# DOCUMENT EXTRACT
━━━━━━━━━━

One might legitimately argue that poor performing educators and schools should be “penalized,” but, remember, standardized test scores are totally invalid for measuring the quality of education in schools! So, if we want to hold educators accountable, fine, but we can’t use standardized test scores to do it.

At the classroom level, teachers are often coerced into “teaching to the test” so that the standardized test scores of their students will rise. Again, this wouldn’t be a problem if there were a solid relationship between the curriculum that most teachers are asked to follow and the tests they are asked to teach to, but this isn’t even possible without a nationally controlled curriculum—an idea that is fraught with its own nasty problems. If such a relationship existed, everyone would win with higher test scores and “teaching to the test” would be a natural, rational policy. Because of the insidious results of the competitive use of standardized tests, however, teachers are often required to devote precious instructional time to material (the test) that doesn’t match what they’re supposed to be teaching (the curriculum). And this has nothing to do with student learning. It is a way of responding to political pressure to increase test scores.

In terms of comparing students to each other via test scores, Eric Jensen, a leader in brain-based education theory, doesn’t pull any punches when he succinctly says, “Comparing one learner to another is one of the most irrelevant and damaging assessment strategies ever devised” (Jensen, 1996, p. 280). Whether one agrees with such an extreme position or not, the bottom line is that standardized tests are consistently misused and misunderstood, and young learners often bare the brunt of this practice.

Unfortunately, as irksome as “high stakes” standardized testing can be for teachers, it can be debilitating for students. There are several reasons for this. First, for the youngest test takers, these tests are a confusing and utterly foreign intrusion into the classroom. Many children in the early elementary grades do not have the fine motor or spatial skills to fill in the bubbles on answer sheets, nor do many of them understand the relationship between the question and possible answers in the test booklet and the corresponding bubbles on an answer sheet, even if it is located in the same booklet on the same page.

Moreover, neither the format of the tests, nor, in many cases the content, has anything whatsoever in common with a “normal” day in class. Anyone who has observed students in kindergarten through second or third grade in the midst of a standardized achievement test knows, that even if all the challenges I’ve just described above didn’t cause problems for the students, the test results are still worthless for many children. These are little kids who, very shortly after a testing session begins, are spending far more time staring out the window, looking at their friend’s test, doodling on their desks, making designs with the bubbles on the answer sheet, etc. than they are concentrating on the test. A parent commenting at a recent community forum on educational issues at which I was a panelist confided that when he was in elementary school, he used the bubble sheets for “bead work!”

━━━━━━━━━━

# PROMPT
Copy the stretch from "In terms of" through "of this practice." in the passage on standardized testing word for word. The entries that follow come from a different source than the passage on standardized testing.

━━━━━━━━━━

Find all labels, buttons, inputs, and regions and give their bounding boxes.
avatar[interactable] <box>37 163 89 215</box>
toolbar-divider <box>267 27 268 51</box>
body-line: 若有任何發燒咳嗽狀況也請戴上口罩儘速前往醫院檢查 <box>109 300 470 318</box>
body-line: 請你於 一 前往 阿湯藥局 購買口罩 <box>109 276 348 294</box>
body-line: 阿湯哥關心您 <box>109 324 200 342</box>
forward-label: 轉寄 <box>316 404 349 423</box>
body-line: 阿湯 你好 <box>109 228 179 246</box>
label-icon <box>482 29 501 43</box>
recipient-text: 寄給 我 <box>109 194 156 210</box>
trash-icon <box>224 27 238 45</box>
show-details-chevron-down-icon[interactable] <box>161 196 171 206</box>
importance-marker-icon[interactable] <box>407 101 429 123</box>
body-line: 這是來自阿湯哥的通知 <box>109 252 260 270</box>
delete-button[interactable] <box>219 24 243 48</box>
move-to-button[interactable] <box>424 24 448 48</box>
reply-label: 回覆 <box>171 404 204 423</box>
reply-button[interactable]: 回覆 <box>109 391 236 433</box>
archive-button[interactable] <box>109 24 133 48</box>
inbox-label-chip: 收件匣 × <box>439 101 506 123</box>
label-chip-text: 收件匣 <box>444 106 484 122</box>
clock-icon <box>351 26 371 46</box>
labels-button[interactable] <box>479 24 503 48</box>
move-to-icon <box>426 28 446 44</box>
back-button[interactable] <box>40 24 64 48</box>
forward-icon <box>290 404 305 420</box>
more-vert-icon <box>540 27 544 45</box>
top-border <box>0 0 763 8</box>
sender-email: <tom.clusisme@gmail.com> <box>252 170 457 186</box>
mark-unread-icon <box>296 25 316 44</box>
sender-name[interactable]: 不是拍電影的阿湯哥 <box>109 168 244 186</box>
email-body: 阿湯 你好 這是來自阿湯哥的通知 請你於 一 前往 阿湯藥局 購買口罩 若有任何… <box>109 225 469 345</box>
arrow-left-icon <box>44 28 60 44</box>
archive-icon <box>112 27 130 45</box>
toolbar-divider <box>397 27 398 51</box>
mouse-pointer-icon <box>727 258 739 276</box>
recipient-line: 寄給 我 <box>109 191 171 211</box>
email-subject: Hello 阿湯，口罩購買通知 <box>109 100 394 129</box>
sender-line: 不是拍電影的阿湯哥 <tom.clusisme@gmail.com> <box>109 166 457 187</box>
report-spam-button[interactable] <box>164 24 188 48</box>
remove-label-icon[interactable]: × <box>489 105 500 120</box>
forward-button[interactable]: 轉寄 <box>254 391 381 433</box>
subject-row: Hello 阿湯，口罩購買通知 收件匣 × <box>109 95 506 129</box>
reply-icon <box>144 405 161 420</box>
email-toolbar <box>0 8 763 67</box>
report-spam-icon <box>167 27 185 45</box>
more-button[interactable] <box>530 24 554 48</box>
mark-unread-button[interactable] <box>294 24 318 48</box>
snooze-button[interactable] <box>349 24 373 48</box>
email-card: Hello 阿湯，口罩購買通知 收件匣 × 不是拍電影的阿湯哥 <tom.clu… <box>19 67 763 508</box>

━━━━━━━━━━

# WRITTEN REPLY
In terms of comparing students to each other via test scores, Eric Jensen, a leader in brain-based education theory, doesn’t pull any punches when he succinctly says, “Comparing one learner to another is one of the most irrelevant and damaging assessment strategies ever devised” (Jensen, 1996, p. 280). Whether one agrees with such an extreme position or not, the bottom line is that standardized tests are consistently misused and misunderstood, and young learners often bare the brunt of this practice.